Supplied records>
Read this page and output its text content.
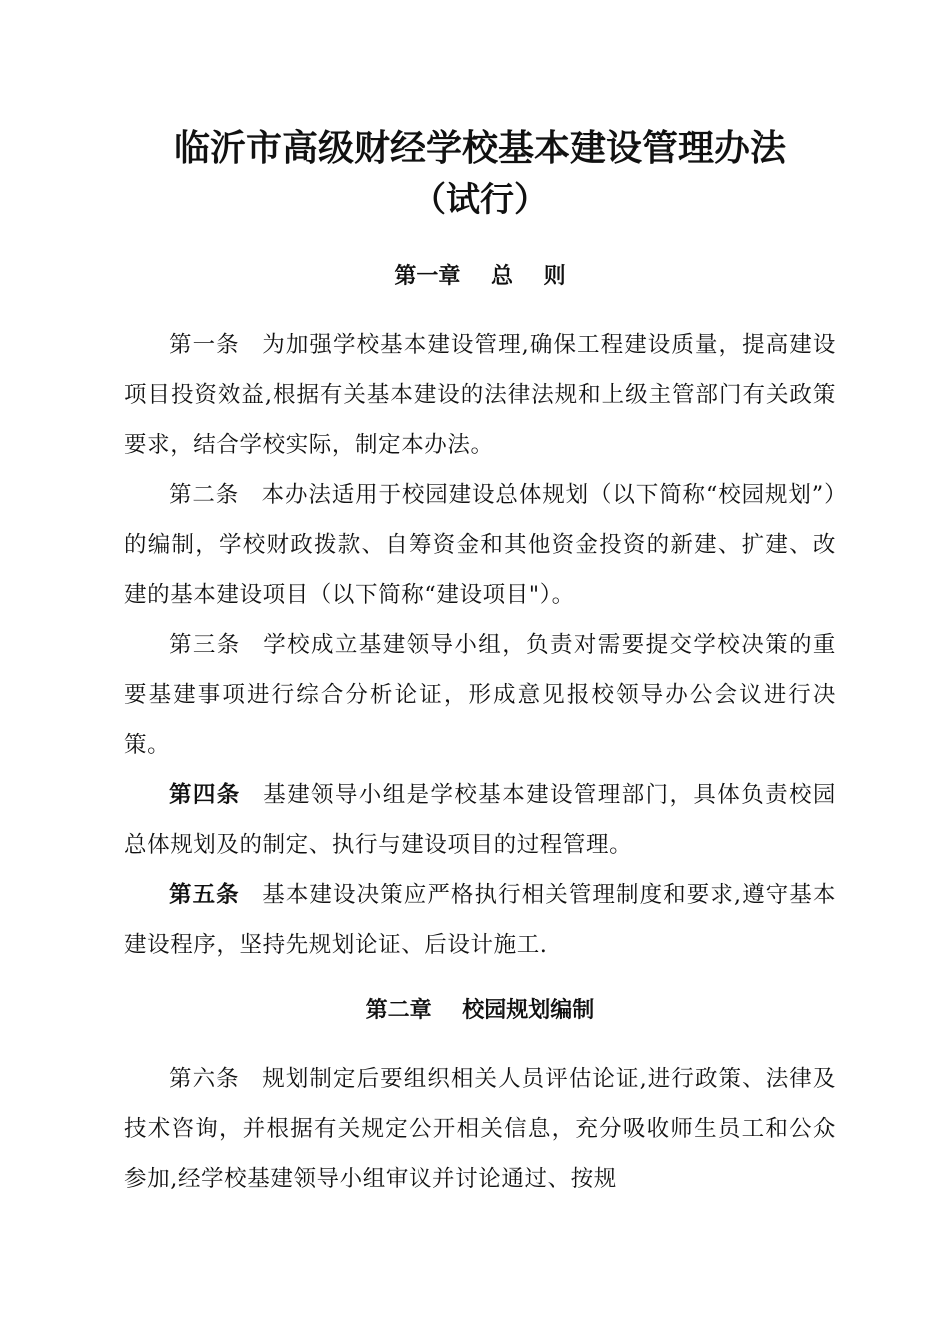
临沂市高级财经学校基本建设管理办法
（试行）
第一章    总    则

第一条 为加强学校基本建设管理,确保工程建设质量，提高建设项目投资效益,根据有关基本建设的法律法规和上级主管部门有关政策要求，结合学校实际，制定本办法。

第二条 本办法适用于校园建设总体规划（以下简称“校园规划”）的编制，学校财政拨款、自筹资金和其他资金投资的新建、扩建、改建的基本建设项目（以下简称“建设项目"）。

第三条 学校成立基建领导小组，负责对需要提交学校决策的重要基建事项进行综合分析论证，形成意见报校领导办公会议进行决策。

第四条 基建领导小组是学校基本建设管理部门，具体负责校园总体规划及的制定、执行与建设项目的过程管理。

第五条 基本建设决策应严格执行相关管理制度和要求,遵守基本建设程序，坚持先规划论证、后设计施工.

第二章    校园规划编制

第六条 规划制定后要组织相关人员评估论证,进行政策、法律及技术咨询，并根据有关规定公开相关信息，充分吸收师生员工和公众参加,经学校基建领导小组审议并讨论通过、按规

Task requirements> Make an exact reproduction of the listing above, without any pictures.

Task response>
Read this page and output its text content.
临沂市高级财经学校基本建设管理办法
（试行）
第一章    总    则

第一条 为加强学校基本建设管理,确保工程建设质量，提高建设项目投资效益,根据有关基本建设的法律法规和上级主管部门有关政策要求，结合学校实际，制定本办法。

第二条 本办法适用于校园建设总体规划（以下简称“校园规划”）的编制，学校财政拨款、自筹资金和其他资金投资的新建、扩建、改建的基本建设项目（以下简称“建设项目"）。

第三条 学校成立基建领导小组，负责对需要提交学校决策的重要基建事项进行综合分析论证，形成意见报校领导办公会议进行决策。

第四条 基建领导小组是学校基本建设管理部门，具体负责校园总体规划及的制定、执行与建设项目的过程管理。

第五条 基本建设决策应严格执行相关管理制度和要求,遵守基本建设程序，坚持先规划论证、后设计施工.

第二章    校园规划编制

第六条 规划制定后要组织相关人员评估论证,进行政策、法律及技术咨询，并根据有关规定公开相关信息，充分吸收师生员工和公众参加,经学校基建领导小组审议并讨论通过、按规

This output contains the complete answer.